Instruction:
Take the entries below and reproduce them word for word.

───── Records shown ─────

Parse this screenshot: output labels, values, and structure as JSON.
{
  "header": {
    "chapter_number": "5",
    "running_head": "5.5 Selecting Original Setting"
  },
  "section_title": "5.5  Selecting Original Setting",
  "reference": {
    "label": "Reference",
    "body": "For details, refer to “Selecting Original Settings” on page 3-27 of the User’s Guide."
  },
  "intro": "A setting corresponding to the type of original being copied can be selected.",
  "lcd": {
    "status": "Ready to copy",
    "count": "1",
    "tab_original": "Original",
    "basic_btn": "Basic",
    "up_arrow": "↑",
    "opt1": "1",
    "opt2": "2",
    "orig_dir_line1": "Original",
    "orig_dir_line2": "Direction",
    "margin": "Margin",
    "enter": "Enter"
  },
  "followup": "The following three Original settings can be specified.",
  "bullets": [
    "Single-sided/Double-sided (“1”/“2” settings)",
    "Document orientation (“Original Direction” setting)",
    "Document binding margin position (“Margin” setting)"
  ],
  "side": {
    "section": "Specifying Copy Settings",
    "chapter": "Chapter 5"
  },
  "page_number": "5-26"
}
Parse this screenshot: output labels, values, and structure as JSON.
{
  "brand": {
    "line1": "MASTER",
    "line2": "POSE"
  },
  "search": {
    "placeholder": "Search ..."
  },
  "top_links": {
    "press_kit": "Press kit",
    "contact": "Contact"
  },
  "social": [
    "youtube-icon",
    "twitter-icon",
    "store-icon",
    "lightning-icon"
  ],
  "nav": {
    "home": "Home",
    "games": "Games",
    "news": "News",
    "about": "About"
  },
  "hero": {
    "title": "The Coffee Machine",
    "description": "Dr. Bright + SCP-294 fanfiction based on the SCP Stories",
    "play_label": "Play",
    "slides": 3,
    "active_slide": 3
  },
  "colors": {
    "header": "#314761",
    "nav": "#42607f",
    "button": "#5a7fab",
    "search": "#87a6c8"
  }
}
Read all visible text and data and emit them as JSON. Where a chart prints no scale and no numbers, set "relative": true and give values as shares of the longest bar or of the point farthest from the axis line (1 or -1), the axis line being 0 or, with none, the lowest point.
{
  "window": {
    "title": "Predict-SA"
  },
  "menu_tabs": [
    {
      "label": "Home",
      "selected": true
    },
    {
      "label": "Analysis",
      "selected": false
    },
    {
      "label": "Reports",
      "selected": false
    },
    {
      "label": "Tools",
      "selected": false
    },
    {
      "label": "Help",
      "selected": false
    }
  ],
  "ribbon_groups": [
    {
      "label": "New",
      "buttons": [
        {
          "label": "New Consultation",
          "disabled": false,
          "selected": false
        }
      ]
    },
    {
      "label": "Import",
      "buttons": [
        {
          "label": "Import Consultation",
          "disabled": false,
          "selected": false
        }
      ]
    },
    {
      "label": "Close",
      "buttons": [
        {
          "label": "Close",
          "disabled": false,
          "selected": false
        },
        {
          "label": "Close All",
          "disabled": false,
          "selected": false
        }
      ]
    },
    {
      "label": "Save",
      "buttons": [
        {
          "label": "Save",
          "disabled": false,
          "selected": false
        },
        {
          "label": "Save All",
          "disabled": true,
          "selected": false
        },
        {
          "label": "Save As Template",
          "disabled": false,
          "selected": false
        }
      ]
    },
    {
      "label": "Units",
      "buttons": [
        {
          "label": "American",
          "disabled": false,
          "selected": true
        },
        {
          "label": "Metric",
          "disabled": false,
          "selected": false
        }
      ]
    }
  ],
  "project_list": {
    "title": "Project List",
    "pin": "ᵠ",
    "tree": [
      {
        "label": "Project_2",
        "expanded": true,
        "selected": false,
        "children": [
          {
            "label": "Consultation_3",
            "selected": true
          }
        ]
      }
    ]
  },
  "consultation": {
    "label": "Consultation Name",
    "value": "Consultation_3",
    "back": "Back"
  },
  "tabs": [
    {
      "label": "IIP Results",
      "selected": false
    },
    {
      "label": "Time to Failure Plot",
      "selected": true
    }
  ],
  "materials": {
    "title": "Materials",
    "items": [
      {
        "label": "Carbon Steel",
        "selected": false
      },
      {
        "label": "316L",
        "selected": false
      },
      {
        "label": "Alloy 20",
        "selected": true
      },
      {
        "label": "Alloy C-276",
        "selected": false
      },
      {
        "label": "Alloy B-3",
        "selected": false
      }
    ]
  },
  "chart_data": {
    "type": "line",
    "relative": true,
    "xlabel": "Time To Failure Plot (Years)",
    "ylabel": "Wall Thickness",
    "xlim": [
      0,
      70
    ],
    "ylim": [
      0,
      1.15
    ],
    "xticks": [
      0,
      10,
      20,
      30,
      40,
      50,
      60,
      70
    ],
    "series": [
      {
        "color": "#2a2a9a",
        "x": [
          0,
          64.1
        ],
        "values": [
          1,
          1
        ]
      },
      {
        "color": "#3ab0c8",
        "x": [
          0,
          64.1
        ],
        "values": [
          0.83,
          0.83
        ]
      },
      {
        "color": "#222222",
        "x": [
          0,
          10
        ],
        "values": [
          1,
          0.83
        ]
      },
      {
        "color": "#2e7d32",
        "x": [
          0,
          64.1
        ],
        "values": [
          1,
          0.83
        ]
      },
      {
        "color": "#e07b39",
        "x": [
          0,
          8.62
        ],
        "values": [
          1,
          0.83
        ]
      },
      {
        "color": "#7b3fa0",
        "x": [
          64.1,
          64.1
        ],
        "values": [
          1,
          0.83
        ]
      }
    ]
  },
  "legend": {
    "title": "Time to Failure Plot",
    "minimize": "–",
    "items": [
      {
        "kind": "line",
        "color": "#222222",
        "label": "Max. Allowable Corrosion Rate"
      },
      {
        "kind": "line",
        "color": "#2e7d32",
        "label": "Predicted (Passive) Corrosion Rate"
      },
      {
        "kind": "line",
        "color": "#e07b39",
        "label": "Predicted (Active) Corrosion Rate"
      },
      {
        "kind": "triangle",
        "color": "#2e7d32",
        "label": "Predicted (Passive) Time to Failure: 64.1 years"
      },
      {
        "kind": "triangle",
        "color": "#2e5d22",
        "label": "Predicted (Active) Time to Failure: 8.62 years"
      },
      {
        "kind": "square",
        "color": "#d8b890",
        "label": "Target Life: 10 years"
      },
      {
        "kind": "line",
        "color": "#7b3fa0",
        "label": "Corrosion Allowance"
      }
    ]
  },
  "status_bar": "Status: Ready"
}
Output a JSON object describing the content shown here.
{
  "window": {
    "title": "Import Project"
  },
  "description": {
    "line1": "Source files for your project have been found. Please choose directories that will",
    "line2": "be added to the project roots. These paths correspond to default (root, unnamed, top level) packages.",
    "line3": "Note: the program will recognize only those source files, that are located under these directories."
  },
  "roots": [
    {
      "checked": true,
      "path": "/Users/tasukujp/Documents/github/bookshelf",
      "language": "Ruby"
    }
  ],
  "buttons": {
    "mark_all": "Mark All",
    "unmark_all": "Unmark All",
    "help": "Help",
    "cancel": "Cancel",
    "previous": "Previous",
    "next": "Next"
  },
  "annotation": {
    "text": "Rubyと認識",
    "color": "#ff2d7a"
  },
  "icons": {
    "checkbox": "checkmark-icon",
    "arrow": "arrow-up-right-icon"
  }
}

─────

Reply to the exercise:
Parse this screenshot: output labels, values, and structure as JSON.
{
  "header": {
    "chapter_number": "5",
    "running_head": "5.5 Selecting Original Setting"
  },
  "section_title": "5.5  Selecting Original Setting",
  "reference": {
    "label": "Reference",
    "body": "For details, refer to “Selecting Original Settings” on page 3-27 of the User’s Guide."
  },
  "intro": "A setting corresponding to the type of original being copied can be selected.",
  "lcd": {
    "status": "Ready to copy",
    "count": "1",
    "tab_original": "Original",
    "basic_btn": "Basic",
    "up_arrow": "↑",
    "opt1": "1",
    "opt2": "2",
    "orig_dir_line1": "Original",
    "orig_dir_line2": "Direction",
    "margin": "Margin",
    "enter": "Enter"
  },
  "followup": "The following three Original settings can be specified.",
  "bullets": [
    "Single-sided/Double-sided (“1”/“2” settings)",
    "Document orientation (“Original Direction” setting)",
    "Document binding margin position (“Margin” setting)"
  ],
  "side": {
    "section": "Specifying Copy Settings",
    "chapter": "Chapter 5"
  },
  "page_number": "5-26"
}
Parse this screenshot: output labels, values, and structure as JSON.
{
  "brand": {
    "line1": "MASTER",
    "line2": "POSE"
  },
  "search": {
    "placeholder": "Search ..."
  },
  "top_links": {
    "press_kit": "Press kit",
    "contact": "Contact"
  },
  "social": [
    "youtube-icon",
    "twitter-icon",
    "store-icon",
    "lightning-icon"
  ],
  "nav": {
    "home": "Home",
    "games": "Games",
    "news": "News",
    "about": "About"
  },
  "hero": {
    "title": "The Coffee Machine",
    "description": "Dr. Bright + SCP-294 fanfiction based on the SCP Stories",
    "play_label": "Play",
    "slides": 3,
    "active_slide": 3
  },
  "colors": {
    "header": "#314761",
    "nav": "#42607f",
    "button": "#5a7fab",
    "search": "#87a6c8"
  }
}
Read all visible text and data and emit them as JSON. Where a chart prints no scale and no numbers, set "relative": true and give values as shares of the longest bar or of the point farthest from the axis line (1 or -1), the axis line being 0 or, with none, the lowest point.
{
  "window": {
    "title": "Predict-SA"
  },
  "menu_tabs": [
    {
      "label": "Home",
      "selected": true
    },
    {
      "label": "Analysis",
      "selected": false
    },
    {
      "label": "Reports",
      "selected": false
    },
    {
      "label": "Tools",
      "selected": false
    },
    {
      "label": "Help",
      "selected": false
    }
  ],
  "ribbon_groups": [
    {
      "label": "New",
      "buttons": [
        {
          "label": "New Consultation",
          "disabled": false,
          "selected": false
        }
      ]
    },
    {
      "label": "Import",
      "buttons": [
        {
          "label": "Import Consultation",
          "disabled": false,
          "selected": false
        }
      ]
    },
    {
      "label": "Close",
      "buttons": [
        {
          "label": "Close",
          "disabled": false,
          "selected": false
        },
        {
          "label": "Close All",
          "disabled": false,
          "selected": false
        }
      ]
    },
    {
      "label": "Save",
      "buttons": [
        {
          "label": "Save",
          "disabled": false,
          "selected": false
        },
        {
          "label": "Save All",
          "disabled": true,
          "selected": false
        },
        {
          "label": "Save As Template",
          "disabled": false,
          "selected": false
        }
      ]
    },
    {
      "label": "Units",
      "buttons": [
        {
          "label": "American",
          "disabled": false,
          "selected": true
        },
        {
          "label": "Metric",
          "disabled": false,
          "selected": false
        }
      ]
    }
  ],
  "project_list": {
    "title": "Project List",
    "pin": "ᵠ",
    "tree": [
      {
        "label": "Project_2",
        "expanded": true,
        "selected": false,
        "children": [
          {
            "label": "Consultation_3",
            "selected": true
          }
        ]
      }
    ]
  },
  "consultation": {
    "label": "Consultation Name",
    "value": "Consultation_3",
    "back": "Back"
  },
  "tabs": [
    {
      "label": "IIP Results",
      "selected": false
    },
    {
      "label": "Time to Failure Plot",
      "selected": true
    }
  ],
  "materials": {
    "title": "Materials",
    "items": [
      {
        "label": "Carbon Steel",
        "selected": false
      },
      {
        "label": "316L",
        "selected": false
      },
      {
        "label": "Alloy 20",
        "selected": true
      },
      {
        "label": "Alloy C-276",
        "selected": false
      },
      {
        "label": "Alloy B-3",
        "selected": false
      }
    ]
  },
  "chart_data": {
    "type": "line",
    "relative": true,
    "xlabel": "Time To Failure Plot (Years)",
    "ylabel": "Wall Thickness",
    "xlim": [
      0,
      70
    ],
    "ylim": [
      0,
      1.15
    ],
    "xticks": [
      0,
      10,
      20,
      30,
      40,
      50,
      60,
      70
    ],
    "series": [
      {
        "color": "#2a2a9a",
        "x": [
          0,
          64.1
        ],
        "values": [
          1,
          1
        ]
      },
      {
        "color": "#3ab0c8",
        "x": [
          0,
          64.1
        ],
        "values": [
          0.83,
          0.83
        ]
      },
      {
        "color": "#222222",
        "x": [
          0,
          10
        ],
        "values": [
          1,
          0.83
        ]
      },
      {
        "color": "#2e7d32",
        "x": [
          0,
          64.1
        ],
        "values": [
          1,
          0.83
        ]
      },
      {
        "color": "#e07b39",
        "x": [
          0,
          8.62
        ],
        "values": [
          1,
          0.83
        ]
      },
      {
        "color": "#7b3fa0",
        "x": [
          64.1,
          64.1
        ],
        "values": [
          1,
          0.83
        ]
      }
    ]
  },
  "legend": {
    "title": "Time to Failure Plot",
    "minimize": "–",
    "items": [
      {
        "kind": "line",
        "color": "#222222",
        "label": "Max. Allowable Corrosion Rate"
      },
      {
        "kind": "line",
        "color": "#2e7d32",
        "label": "Predicted (Passive) Corrosion Rate"
      },
      {
        "kind": "line",
        "color": "#e07b39",
        "label": "Predicted (Active) Corrosion Rate"
      },
      {
        "kind": "triangle",
        "color": "#2e7d32",
        "label": "Predicted (Passive) Time to Failure: 64.1 years"
      },
      {
        "kind": "triangle",
        "color": "#2e5d22",
        "label": "Predicted (Active) Time to Failure: 8.62 years"
      },
      {
        "kind": "square",
        "color": "#d8b890",
        "label": "Target Life: 10 years"
      },
      {
        "kind": "line",
        "color": "#7b3fa0",
        "label": "Corrosion Allowance"
      }
    ]
  },
  "status_bar": "Status: Ready"
}
Output a JSON object describing the content shown here.
{
  "window": {
    "title": "Import Project"
  },
  "description": {
    "line1": "Source files for your project have been found. Please choose directories that will",
    "line2": "be added to the project roots. These paths correspond to default (root, unnamed, top level) packages.",
    "line3": "Note: the program will recognize only those source files, that are located under these directories."
  },
  "roots": [
    {
      "checked": true,
      "path": "/Users/tasukujp/Documents/github/bookshelf",
      "language": "Ruby"
    }
  ],
  "buttons": {
    "mark_all": "Mark All",
    "unmark_all": "Unmark All",
    "help": "Help",
    "cancel": "Cancel",
    "previous": "Previous",
    "next": "Next"
  },
  "annotation": {
    "text": "Rubyと認識",
    "color": "#ff2d7a"
  },
  "icons": {
    "checkbox": "checkmark-icon",
    "arrow": "arrow-up-right-icon"
  }
}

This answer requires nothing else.